- [Your objective]
Work out how many lines hold "деятельности". Give the number and nothing else.

[Data records]
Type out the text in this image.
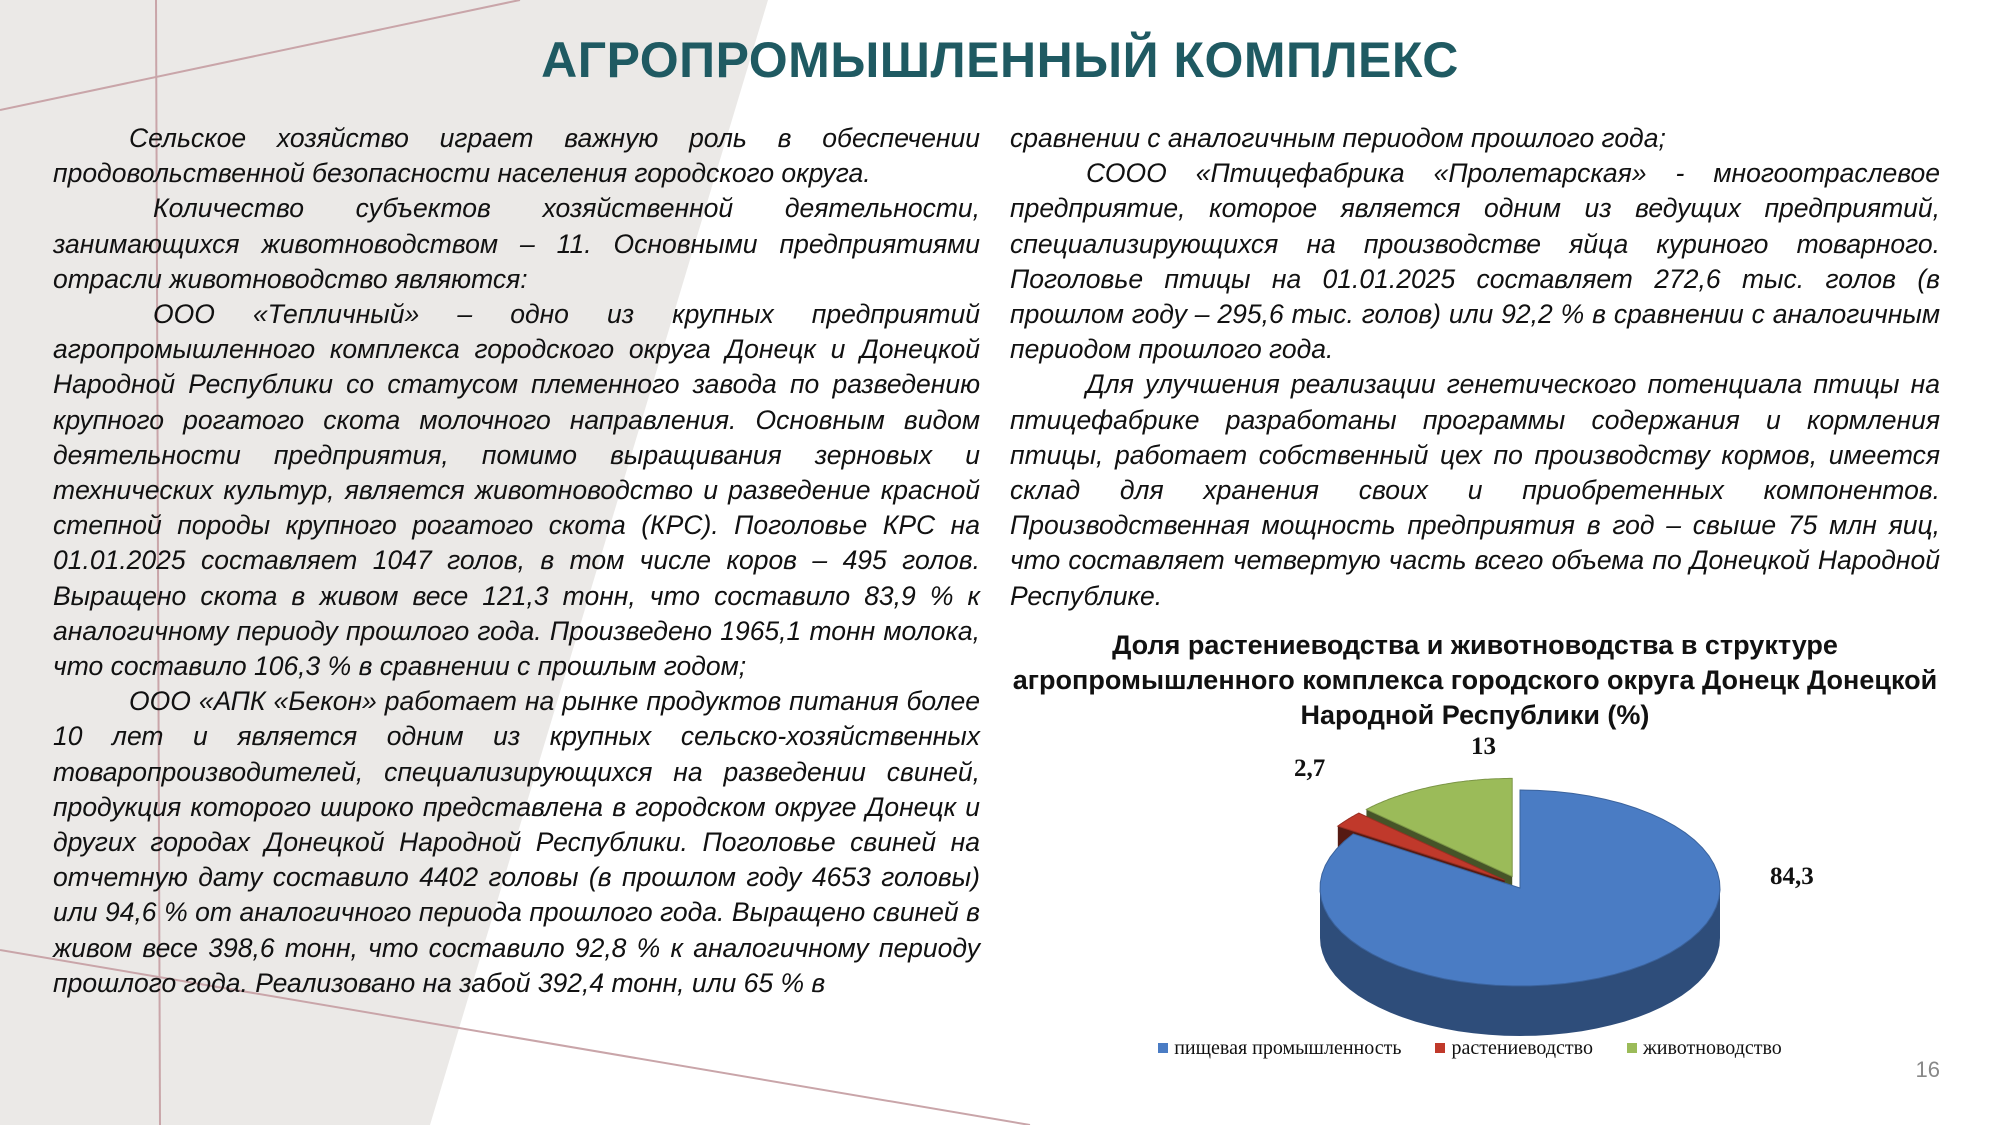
АГРОПРОМЫШЛЕННЫЙ КОМПЛЕКС

Сельское хозяйство играет важную роль в обеспечении продовольственной безопасности населения городского округа.

Количество субъектов хозяйственной деятельности, занимающихся животноводством – 11. Основными предприятиями отрасли животноводство являются:

ООО «Тепличный» – одно из крупных предприятий агропромышленного комплекса городского округа Донецк и Донецкой Народной Республики со статусом племенного завода по разведению крупного рогатого скота молочного направления. Основным видом деятельности предприятия, помимо выращивания зерновых и технических культур, является животноводство и разведение красной степной породы крупного рогатого скота (КРС). Поголовье КРС на 01.01.2025 составляет 1047 голов, в том числе коров – 495 голов. Выращено скота в живом весе 121,3 тонн, что составило 83,9 % к аналогичному периоду прошлого года. Произведено 1965,1 тонн молока, что составило 106,3 % в сравнении с прошлым годом;

ООО «АПК «Бекон» работает на рынке продуктов питания более 10 лет и является одним из крупных сельско-хозяйственных товаропроизводителей, специализирующихся на разведении свиней, продукция которого широко представлена в городском округе Донецк и других городах Донецкой Народной Республики. Поголовье свиней на отчетную дату составило 4402 головы (в прошлом году 4653 головы) или 94,6 % от аналогичного периода прошлого года. Выращено свиней в живом весе 398,6 тонн, что составило 92,8 % к аналогичному периоду прошлого года. Реализовано на забой 392,4 тонн, или 65 % в

сравнении с аналогичным периодом прошлого года;

СООО «Птицефабрика «Пролетарская» - многоотраслевое предприятие, которое является одним из ведущих предприятий, специализирующихся на производстве яйца куриного товарного. Поголовье птицы на 01.01.2025 составляет 272,6 тыс. голов (в прошлом году – 295,6 тыс. голов) или 92,2 % в сравнении с аналогичным периодом прошлого года.

Для улучшения реализации генетического потенциала птицы на птицефабрике разработаны программы содержания и кормления птицы, работает собственный цех по производству кормов, имеется склад для хранения своих и приобретенных компонентов. Производственная мощность предприятия в год – свыше 75 млн яиц, что составляет четвертую часть всего объема по Донецкой Народной Республике.

Доля растениеводства и животноводства в структуре агропромышленного комплекса городского округа Донецк Донецкой Народной Республики (%)
84,3
2,7
13
пищевая промышленность	растениеводство	животноводство
16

- [Task solution]
2